**EXERCISE**
Repeat the entire listing exactly.

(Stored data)
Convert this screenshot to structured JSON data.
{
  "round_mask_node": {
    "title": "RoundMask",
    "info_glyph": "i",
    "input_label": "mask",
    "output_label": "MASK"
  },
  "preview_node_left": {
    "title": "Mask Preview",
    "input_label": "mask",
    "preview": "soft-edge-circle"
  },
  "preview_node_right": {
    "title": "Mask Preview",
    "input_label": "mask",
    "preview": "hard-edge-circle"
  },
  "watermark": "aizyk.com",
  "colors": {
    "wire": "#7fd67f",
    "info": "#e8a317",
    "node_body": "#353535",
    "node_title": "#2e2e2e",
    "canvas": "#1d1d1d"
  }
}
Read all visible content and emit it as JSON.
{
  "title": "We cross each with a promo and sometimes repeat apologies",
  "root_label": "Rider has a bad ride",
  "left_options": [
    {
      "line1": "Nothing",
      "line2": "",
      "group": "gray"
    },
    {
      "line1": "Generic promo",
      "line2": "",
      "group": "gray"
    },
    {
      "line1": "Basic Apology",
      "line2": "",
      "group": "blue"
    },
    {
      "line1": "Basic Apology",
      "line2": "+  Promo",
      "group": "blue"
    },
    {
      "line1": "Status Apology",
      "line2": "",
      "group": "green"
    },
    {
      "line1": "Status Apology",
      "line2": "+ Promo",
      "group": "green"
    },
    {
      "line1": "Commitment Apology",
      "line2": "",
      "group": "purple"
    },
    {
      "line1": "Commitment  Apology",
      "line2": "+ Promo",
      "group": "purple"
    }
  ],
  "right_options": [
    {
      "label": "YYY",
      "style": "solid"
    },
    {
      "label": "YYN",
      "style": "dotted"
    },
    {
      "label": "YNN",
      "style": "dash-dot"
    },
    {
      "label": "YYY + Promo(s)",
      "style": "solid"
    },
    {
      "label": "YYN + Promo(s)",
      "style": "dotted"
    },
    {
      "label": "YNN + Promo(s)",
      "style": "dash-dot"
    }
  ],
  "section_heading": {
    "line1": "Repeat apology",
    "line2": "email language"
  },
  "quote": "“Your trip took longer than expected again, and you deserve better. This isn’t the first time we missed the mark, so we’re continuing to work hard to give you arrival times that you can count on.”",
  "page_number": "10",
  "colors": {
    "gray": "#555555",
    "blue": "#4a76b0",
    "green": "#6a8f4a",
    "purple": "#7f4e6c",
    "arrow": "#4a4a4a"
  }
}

**EXERCISE RESULT**
Convert this screenshot to structured JSON data.
{
  "round_mask_node": {
    "title": "RoundMask",
    "info_glyph": "i",
    "input_label": "mask",
    "output_label": "MASK"
  },
  "preview_node_left": {
    "title": "Mask Preview",
    "input_label": "mask",
    "preview": "soft-edge-circle"
  },
  "preview_node_right": {
    "title": "Mask Preview",
    "input_label": "mask",
    "preview": "hard-edge-circle"
  },
  "watermark": "aizyk.com",
  "colors": {
    "wire": "#7fd67f",
    "info": "#e8a317",
    "node_body": "#353535",
    "node_title": "#2e2e2e",
    "canvas": "#1d1d1d"
  }
}
Read all visible content and emit it as JSON.
{
  "title": "We cross each with a promo and sometimes repeat apologies",
  "root_label": "Rider has a bad ride",
  "left_options": [
    {
      "line1": "Nothing",
      "line2": "",
      "group": "gray"
    },
    {
      "line1": "Generic promo",
      "line2": "",
      "group": "gray"
    },
    {
      "line1": "Basic Apology",
      "line2": "",
      "group": "blue"
    },
    {
      "line1": "Basic Apology",
      "line2": "+  Promo",
      "group": "blue"
    },
    {
      "line1": "Status Apology",
      "line2": "",
      "group": "green"
    },
    {
      "line1": "Status Apology",
      "line2": "+ Promo",
      "group": "green"
    },
    {
      "line1": "Commitment Apology",
      "line2": "",
      "group": "purple"
    },
    {
      "line1": "Commitment  Apology",
      "line2": "+ Promo",
      "group": "purple"
    }
  ],
  "right_options": [
    {
      "label": "YYY",
      "style": "solid"
    },
    {
      "label": "YYN",
      "style": "dotted"
    },
    {
      "label": "YNN",
      "style": "dash-dot"
    },
    {
      "label": "YYY + Promo(s)",
      "style": "solid"
    },
    {
      "label": "YYN + Promo(s)",
      "style": "dotted"
    },
    {
      "label": "YNN + Promo(s)",
      "style": "dash-dot"
    }
  ],
  "section_heading": {
    "line1": "Repeat apology",
    "line2": "email language"
  },
  "quote": "“Your trip took longer than expected again, and you deserve better. This isn’t the first time we missed the mark, so we’re continuing to work hard to give you arrival times that you can count on.”",
  "page_number": "10",
  "colors": {
    "gray": "#555555",
    "blue": "#4a76b0",
    "green": "#6a8f4a",
    "purple": "#7f4e6c",
    "arrow": "#4a4a4a"
  }
}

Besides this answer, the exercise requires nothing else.